╔══

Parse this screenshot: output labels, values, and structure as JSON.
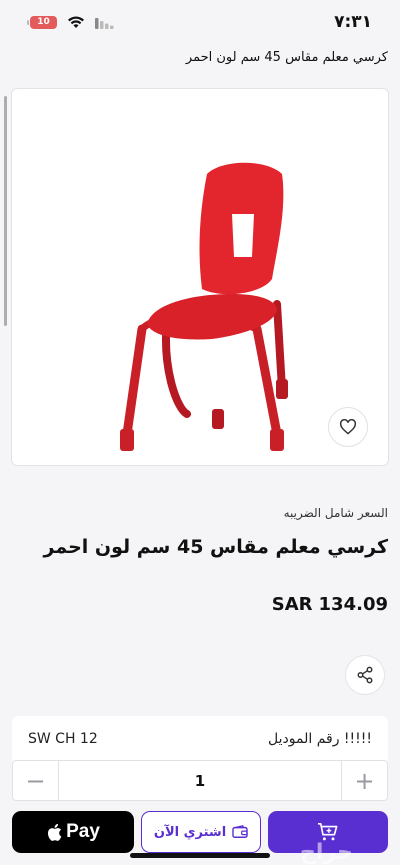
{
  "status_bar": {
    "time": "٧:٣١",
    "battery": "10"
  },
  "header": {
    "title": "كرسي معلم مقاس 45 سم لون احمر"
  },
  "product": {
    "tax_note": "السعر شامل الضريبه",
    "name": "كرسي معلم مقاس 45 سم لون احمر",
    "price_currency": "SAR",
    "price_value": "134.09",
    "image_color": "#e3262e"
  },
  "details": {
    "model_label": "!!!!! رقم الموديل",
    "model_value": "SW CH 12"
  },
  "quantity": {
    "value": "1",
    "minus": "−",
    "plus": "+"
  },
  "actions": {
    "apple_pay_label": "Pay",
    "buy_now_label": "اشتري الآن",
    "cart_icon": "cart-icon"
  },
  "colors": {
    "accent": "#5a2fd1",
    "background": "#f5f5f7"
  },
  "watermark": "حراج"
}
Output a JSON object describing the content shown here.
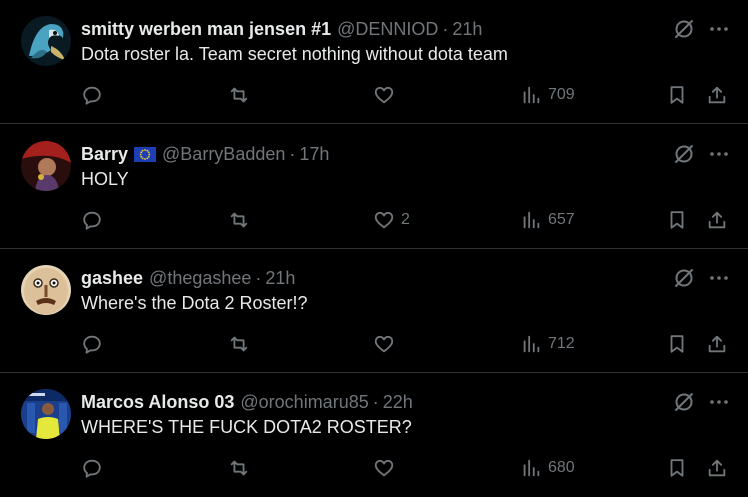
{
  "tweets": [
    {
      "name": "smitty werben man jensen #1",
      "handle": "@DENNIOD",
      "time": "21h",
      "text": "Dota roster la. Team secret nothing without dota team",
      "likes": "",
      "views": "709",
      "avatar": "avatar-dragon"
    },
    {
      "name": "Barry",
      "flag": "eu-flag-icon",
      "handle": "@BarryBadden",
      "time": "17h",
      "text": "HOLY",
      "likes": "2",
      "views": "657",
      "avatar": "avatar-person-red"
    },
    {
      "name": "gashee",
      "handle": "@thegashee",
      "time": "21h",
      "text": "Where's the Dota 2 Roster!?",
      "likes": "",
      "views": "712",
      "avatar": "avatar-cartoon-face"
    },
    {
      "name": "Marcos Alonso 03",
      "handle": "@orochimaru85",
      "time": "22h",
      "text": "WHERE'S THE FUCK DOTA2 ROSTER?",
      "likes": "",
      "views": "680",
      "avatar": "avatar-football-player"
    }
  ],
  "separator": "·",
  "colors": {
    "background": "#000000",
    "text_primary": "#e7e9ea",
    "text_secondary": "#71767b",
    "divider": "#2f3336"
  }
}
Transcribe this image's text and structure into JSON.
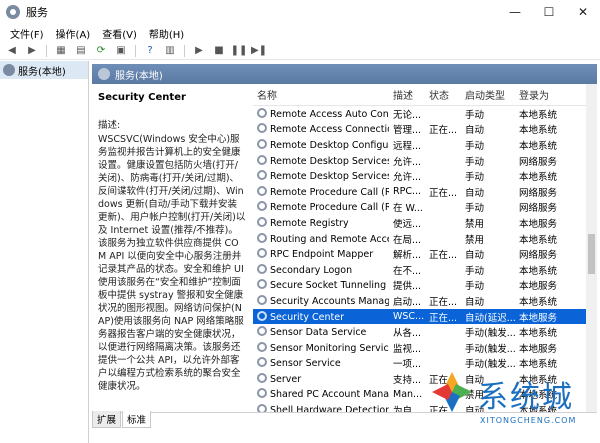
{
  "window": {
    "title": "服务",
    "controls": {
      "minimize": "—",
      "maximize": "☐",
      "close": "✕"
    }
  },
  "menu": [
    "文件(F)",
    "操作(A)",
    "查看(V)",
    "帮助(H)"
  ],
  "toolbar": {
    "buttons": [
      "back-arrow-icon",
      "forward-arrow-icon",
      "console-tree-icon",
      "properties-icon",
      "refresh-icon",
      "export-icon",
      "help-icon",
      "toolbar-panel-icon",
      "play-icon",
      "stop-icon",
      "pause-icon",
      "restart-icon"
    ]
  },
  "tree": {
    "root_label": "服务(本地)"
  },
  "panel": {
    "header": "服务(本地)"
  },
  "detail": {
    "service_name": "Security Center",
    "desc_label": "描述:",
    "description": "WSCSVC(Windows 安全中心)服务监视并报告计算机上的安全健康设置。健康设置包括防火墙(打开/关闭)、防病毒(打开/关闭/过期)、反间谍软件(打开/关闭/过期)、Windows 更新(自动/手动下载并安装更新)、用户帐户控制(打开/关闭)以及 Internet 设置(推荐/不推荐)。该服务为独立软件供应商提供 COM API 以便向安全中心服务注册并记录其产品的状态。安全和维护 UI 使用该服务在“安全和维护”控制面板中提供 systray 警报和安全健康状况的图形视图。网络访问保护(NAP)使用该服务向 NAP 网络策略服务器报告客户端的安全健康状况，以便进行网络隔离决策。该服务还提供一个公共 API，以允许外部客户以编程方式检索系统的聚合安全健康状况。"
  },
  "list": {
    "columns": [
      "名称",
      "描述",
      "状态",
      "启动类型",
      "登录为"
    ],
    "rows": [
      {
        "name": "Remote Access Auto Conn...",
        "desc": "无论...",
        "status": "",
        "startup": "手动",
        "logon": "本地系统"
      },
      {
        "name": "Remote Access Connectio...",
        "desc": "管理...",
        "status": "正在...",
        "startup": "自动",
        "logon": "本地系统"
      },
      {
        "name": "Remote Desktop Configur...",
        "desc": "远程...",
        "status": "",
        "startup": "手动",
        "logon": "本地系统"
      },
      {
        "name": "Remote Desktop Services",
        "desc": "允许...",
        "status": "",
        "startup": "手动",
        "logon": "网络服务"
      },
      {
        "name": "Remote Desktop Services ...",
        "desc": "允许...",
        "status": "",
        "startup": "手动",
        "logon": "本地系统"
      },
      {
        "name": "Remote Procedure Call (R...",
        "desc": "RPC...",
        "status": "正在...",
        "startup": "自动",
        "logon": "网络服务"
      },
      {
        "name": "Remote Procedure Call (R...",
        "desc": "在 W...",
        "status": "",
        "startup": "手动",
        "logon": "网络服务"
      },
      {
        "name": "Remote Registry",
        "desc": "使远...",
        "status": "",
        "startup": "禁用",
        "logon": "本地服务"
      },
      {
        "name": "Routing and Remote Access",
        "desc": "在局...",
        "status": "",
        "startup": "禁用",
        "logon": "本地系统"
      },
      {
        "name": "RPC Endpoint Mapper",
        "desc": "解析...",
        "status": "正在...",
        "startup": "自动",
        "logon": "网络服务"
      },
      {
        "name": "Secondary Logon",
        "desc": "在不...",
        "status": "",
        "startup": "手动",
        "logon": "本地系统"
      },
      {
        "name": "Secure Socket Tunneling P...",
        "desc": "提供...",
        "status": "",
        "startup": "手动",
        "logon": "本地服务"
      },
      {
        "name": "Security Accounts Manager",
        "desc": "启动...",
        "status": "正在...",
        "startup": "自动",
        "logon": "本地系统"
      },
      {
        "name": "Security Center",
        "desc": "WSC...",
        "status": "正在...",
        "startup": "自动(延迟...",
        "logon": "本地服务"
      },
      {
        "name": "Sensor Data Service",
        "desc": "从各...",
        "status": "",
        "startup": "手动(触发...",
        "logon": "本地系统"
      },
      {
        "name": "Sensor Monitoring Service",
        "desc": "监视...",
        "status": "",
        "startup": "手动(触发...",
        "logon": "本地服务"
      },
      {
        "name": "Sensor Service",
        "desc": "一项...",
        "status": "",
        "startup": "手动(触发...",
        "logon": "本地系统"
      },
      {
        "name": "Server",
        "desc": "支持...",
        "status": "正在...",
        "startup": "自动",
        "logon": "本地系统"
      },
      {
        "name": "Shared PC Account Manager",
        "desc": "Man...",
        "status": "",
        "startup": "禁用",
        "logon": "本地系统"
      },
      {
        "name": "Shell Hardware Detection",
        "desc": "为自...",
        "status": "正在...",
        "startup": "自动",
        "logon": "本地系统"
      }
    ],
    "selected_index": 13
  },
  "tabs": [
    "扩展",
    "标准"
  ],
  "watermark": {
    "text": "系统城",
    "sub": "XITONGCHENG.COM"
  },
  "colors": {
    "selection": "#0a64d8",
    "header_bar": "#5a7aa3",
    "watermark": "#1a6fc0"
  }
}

╚══
╔══

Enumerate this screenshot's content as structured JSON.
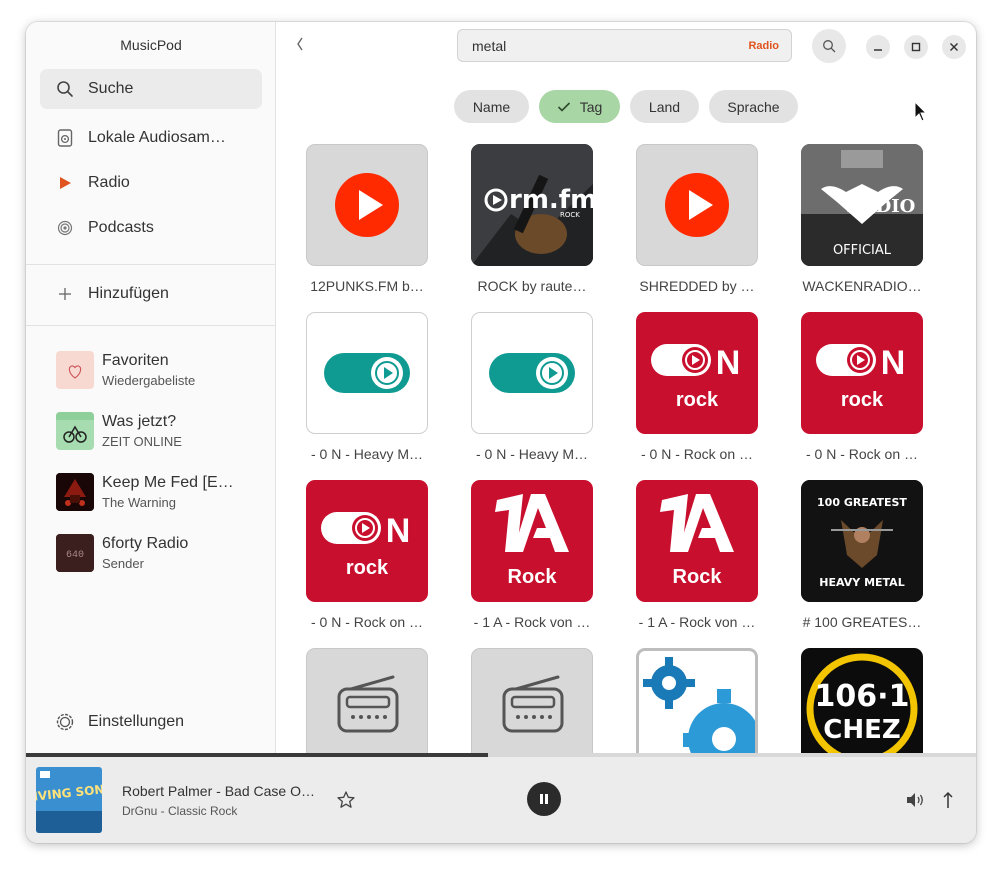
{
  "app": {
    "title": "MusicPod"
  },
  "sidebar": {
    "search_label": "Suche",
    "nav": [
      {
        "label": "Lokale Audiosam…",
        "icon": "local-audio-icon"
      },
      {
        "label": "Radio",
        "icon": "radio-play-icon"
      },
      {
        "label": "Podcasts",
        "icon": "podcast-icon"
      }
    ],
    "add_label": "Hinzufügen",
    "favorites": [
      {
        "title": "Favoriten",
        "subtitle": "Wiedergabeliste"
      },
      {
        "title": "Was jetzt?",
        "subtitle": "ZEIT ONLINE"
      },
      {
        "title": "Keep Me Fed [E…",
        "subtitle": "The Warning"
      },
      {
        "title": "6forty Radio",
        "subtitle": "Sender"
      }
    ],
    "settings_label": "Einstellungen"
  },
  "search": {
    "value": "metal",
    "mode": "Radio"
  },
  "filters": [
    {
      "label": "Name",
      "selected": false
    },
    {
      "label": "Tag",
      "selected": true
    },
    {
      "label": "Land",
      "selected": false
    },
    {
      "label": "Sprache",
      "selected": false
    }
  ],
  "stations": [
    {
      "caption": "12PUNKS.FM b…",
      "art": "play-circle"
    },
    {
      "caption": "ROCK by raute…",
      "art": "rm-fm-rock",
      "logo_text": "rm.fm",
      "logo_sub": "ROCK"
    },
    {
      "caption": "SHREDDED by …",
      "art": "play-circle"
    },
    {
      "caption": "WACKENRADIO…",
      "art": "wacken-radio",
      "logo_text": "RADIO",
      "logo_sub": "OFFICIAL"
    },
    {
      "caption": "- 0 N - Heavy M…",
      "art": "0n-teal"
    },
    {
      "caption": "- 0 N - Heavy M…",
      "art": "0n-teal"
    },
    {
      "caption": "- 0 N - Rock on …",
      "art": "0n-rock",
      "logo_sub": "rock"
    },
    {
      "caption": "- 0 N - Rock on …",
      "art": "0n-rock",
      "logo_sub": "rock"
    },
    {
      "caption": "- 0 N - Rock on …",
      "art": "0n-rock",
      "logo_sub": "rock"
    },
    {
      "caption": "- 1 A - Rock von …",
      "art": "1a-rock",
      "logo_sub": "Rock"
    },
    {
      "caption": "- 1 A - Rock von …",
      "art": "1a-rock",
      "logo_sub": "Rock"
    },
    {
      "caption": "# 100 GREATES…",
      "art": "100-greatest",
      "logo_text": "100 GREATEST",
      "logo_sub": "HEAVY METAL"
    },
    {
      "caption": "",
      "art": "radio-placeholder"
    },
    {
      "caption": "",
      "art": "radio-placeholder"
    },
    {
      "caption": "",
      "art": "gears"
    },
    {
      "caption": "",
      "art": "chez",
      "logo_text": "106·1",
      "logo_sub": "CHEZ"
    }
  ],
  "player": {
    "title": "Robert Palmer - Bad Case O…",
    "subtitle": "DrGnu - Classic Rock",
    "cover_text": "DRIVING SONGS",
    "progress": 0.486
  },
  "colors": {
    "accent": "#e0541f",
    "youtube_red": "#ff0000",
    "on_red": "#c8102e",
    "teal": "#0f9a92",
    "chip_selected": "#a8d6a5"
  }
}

╚══

REQUIREMENTS: Identify how many lines in the entries above include the string "subtitle", then state that number alone.

THE RESULT: 5